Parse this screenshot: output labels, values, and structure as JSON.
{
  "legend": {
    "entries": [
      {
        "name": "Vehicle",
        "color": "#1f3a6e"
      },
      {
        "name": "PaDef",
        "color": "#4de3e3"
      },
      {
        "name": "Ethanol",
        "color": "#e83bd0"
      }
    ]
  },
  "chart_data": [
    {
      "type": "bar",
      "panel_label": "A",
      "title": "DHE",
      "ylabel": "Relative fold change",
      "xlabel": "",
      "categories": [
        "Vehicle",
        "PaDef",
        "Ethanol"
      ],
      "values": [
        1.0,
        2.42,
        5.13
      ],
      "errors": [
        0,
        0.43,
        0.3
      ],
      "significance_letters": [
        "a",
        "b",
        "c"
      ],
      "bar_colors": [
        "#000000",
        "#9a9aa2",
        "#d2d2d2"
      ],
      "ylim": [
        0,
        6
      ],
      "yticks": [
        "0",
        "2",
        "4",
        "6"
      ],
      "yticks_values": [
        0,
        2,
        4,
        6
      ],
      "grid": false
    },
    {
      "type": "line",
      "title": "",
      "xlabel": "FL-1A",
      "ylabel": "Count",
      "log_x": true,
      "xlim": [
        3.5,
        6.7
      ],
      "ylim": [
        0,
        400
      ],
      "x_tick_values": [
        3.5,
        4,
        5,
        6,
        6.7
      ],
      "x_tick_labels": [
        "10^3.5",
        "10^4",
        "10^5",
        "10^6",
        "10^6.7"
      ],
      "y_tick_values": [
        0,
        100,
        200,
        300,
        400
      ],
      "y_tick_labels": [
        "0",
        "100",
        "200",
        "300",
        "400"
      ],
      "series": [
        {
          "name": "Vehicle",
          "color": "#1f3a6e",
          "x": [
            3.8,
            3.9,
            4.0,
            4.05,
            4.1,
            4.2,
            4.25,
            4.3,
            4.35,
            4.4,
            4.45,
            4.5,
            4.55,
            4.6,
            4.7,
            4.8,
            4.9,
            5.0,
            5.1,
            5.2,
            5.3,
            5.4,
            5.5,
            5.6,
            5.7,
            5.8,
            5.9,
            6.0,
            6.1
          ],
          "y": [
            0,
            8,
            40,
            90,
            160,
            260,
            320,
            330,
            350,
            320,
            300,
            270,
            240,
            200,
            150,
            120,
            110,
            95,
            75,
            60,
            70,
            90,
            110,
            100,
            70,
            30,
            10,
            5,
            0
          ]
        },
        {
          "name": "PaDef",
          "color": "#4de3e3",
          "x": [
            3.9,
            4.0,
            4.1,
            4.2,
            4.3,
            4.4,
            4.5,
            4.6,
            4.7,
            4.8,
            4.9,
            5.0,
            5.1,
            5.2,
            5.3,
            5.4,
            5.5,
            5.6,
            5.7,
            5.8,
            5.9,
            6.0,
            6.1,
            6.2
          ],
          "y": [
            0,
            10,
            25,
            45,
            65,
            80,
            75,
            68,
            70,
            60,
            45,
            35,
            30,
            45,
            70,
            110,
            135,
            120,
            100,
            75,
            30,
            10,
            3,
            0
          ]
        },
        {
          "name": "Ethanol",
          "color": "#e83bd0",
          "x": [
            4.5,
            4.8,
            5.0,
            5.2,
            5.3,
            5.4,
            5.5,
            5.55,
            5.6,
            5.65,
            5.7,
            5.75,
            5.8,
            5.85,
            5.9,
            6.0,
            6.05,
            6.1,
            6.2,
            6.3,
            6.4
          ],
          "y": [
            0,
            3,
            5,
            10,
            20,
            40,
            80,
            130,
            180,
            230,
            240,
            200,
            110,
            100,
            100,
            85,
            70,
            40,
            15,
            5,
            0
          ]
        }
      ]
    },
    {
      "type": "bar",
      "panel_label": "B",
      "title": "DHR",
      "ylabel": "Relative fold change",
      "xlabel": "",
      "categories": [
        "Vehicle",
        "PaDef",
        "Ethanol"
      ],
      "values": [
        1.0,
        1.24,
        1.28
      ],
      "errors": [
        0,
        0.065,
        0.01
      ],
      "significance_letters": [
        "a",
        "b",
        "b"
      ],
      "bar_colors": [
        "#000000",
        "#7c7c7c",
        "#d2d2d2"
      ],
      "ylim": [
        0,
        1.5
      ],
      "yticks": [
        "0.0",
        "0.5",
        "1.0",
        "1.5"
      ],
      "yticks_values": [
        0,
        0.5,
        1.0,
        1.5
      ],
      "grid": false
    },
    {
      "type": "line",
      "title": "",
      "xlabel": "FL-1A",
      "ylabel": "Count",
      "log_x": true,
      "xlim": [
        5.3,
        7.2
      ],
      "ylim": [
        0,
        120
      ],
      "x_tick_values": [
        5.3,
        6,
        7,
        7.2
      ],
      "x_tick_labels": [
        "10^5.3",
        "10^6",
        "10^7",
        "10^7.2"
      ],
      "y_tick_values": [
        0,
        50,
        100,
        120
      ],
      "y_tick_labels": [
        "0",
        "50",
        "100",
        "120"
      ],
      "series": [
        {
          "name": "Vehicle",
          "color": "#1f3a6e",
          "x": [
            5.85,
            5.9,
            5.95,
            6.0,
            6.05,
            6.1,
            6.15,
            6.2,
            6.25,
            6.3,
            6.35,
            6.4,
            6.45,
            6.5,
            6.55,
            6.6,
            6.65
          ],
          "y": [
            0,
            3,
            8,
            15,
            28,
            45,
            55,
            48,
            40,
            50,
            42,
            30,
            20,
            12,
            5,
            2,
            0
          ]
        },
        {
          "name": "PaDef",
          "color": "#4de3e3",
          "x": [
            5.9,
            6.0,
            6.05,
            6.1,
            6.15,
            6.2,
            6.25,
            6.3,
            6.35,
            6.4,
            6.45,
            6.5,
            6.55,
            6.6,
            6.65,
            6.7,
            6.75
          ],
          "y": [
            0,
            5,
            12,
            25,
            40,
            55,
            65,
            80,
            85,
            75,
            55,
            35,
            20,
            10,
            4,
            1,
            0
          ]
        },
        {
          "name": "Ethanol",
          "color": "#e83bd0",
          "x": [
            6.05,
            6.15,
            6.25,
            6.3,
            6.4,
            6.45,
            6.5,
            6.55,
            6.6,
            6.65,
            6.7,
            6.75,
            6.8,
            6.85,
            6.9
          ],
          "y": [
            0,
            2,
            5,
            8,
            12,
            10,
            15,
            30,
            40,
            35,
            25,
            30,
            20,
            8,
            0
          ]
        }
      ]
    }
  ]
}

+ + + +

▸ **Short task**:
Repeat the entries above exactly, leaving nothing out.

▸ **Finished answer**:
Parse this screenshot: output labels, values, and structure as JSON.
{
  "legend": {
    "entries": [
      {
        "name": "Vehicle",
        "color": "#1f3a6e"
      },
      {
        "name": "PaDef",
        "color": "#4de3e3"
      },
      {
        "name": "Ethanol",
        "color": "#e83bd0"
      }
    ]
  },
  "chart_data": [
    {
      "type": "bar",
      "panel_label": "A",
      "title": "DHE",
      "ylabel": "Relative fold change",
      "xlabel": "",
      "categories": [
        "Vehicle",
        "PaDef",
        "Ethanol"
      ],
      "values": [
        1.0,
        2.42,
        5.13
      ],
      "errors": [
        0,
        0.43,
        0.3
      ],
      "significance_letters": [
        "a",
        "b",
        "c"
      ],
      "bar_colors": [
        "#000000",
        "#9a9aa2",
        "#d2d2d2"
      ],
      "ylim": [
        0,
        6
      ],
      "yticks": [
        "0",
        "2",
        "4",
        "6"
      ],
      "yticks_values": [
        0,
        2,
        4,
        6
      ],
      "grid": false
    },
    {
      "type": "line",
      "title": "",
      "xlabel": "FL-1A",
      "ylabel": "Count",
      "log_x": true,
      "xlim": [
        3.5,
        6.7
      ],
      "ylim": [
        0,
        400
      ],
      "x_tick_values": [
        3.5,
        4,
        5,
        6,
        6.7
      ],
      "x_tick_labels": [
        "10^3.5",
        "10^4",
        "10^5",
        "10^6",
        "10^6.7"
      ],
      "y_tick_values": [
        0,
        100,
        200,
        300,
        400
      ],
      "y_tick_labels": [
        "0",
        "100",
        "200",
        "300",
        "400"
      ],
      "series": [
        {
          "name": "Vehicle",
          "color": "#1f3a6e",
          "x": [
            3.8,
            3.9,
            4.0,
            4.05,
            4.1,
            4.2,
            4.25,
            4.3,
            4.35,
            4.4,
            4.45,
            4.5,
            4.55,
            4.6,
            4.7,
            4.8,
            4.9,
            5.0,
            5.1,
            5.2,
            5.3,
            5.4,
            5.5,
            5.6,
            5.7,
            5.8,
            5.9,
            6.0,
            6.1
          ],
          "y": [
            0,
            8,
            40,
            90,
            160,
            260,
            320,
            330,
            350,
            320,
            300,
            270,
            240,
            200,
            150,
            120,
            110,
            95,
            75,
            60,
            70,
            90,
            110,
            100,
            70,
            30,
            10,
            5,
            0
          ]
        },
        {
          "name": "PaDef",
          "color": "#4de3e3",
          "x": [
            3.9,
            4.0,
            4.1,
            4.2,
            4.3,
            4.4,
            4.5,
            4.6,
            4.7,
            4.8,
            4.9,
            5.0,
            5.1,
            5.2,
            5.3,
            5.4,
            5.5,
            5.6,
            5.7,
            5.8,
            5.9,
            6.0,
            6.1,
            6.2
          ],
          "y": [
            0,
            10,
            25,
            45,
            65,
            80,
            75,
            68,
            70,
            60,
            45,
            35,
            30,
            45,
            70,
            110,
            135,
            120,
            100,
            75,
            30,
            10,
            3,
            0
          ]
        },
        {
          "name": "Ethanol",
          "color": "#e83bd0",
          "x": [
            4.5,
            4.8,
            5.0,
            5.2,
            5.3,
            5.4,
            5.5,
            5.55,
            5.6,
            5.65,
            5.7,
            5.75,
            5.8,
            5.85,
            5.9,
            6.0,
            6.05,
            6.1,
            6.2,
            6.3,
            6.4
          ],
          "y": [
            0,
            3,
            5,
            10,
            20,
            40,
            80,
            130,
            180,
            230,
            240,
            200,
            110,
            100,
            100,
            85,
            70,
            40,
            15,
            5,
            0
          ]
        }
      ]
    },
    {
      "type": "bar",
      "panel_label": "B",
      "title": "DHR",
      "ylabel": "Relative fold change",
      "xlabel": "",
      "categories": [
        "Vehicle",
        "PaDef",
        "Ethanol"
      ],
      "values": [
        1.0,
        1.24,
        1.28
      ],
      "errors": [
        0,
        0.065,
        0.01
      ],
      "significance_letters": [
        "a",
        "b",
        "b"
      ],
      "bar_colors": [
        "#000000",
        "#7c7c7c",
        "#d2d2d2"
      ],
      "ylim": [
        0,
        1.5
      ],
      "yticks": [
        "0.0",
        "0.5",
        "1.0",
        "1.5"
      ],
      "yticks_values": [
        0,
        0.5,
        1.0,
        1.5
      ],
      "grid": false
    },
    {
      "type": "line",
      "title": "",
      "xlabel": "FL-1A",
      "ylabel": "Count",
      "log_x": true,
      "xlim": [
        5.3,
        7.2
      ],
      "ylim": [
        0,
        120
      ],
      "x_tick_values": [
        5.3,
        6,
        7,
        7.2
      ],
      "x_tick_labels": [
        "10^5.3",
        "10^6",
        "10^7",
        "10^7.2"
      ],
      "y_tick_values": [
        0,
        50,
        100,
        120
      ],
      "y_tick_labels": [
        "0",
        "50",
        "100",
        "120"
      ],
      "series": [
        {
          "name": "Vehicle",
          "color": "#1f3a6e",
          "x": [
            5.85,
            5.9,
            5.95,
            6.0,
            6.05,
            6.1,
            6.15,
            6.2,
            6.25,
            6.3,
            6.35,
            6.4,
            6.45,
            6.5,
            6.55,
            6.6,
            6.65
          ],
          "y": [
            0,
            3,
            8,
            15,
            28,
            45,
            55,
            48,
            40,
            50,
            42,
            30,
            20,
            12,
            5,
            2,
            0
          ]
        },
        {
          "name": "PaDef",
          "color": "#4de3e3",
          "x": [
            5.9,
            6.0,
            6.05,
            6.1,
            6.15,
            6.2,
            6.25,
            6.3,
            6.35,
            6.4,
            6.45,
            6.5,
            6.55,
            6.6,
            6.65,
            6.7,
            6.75
          ],
          "y": [
            0,
            5,
            12,
            25,
            40,
            55,
            65,
            80,
            85,
            75,
            55,
            35,
            20,
            10,
            4,
            1,
            0
          ]
        },
        {
          "name": "Ethanol",
          "color": "#e83bd0",
          "x": [
            6.05,
            6.15,
            6.25,
            6.3,
            6.4,
            6.45,
            6.5,
            6.55,
            6.6,
            6.65,
            6.7,
            6.75,
            6.8,
            6.85,
            6.9
          ],
          "y": [
            0,
            2,
            5,
            8,
            12,
            10,
            15,
            30,
            40,
            35,
            25,
            30,
            20,
            8,
            0
          ]
        }
      ]
    }
  ]
}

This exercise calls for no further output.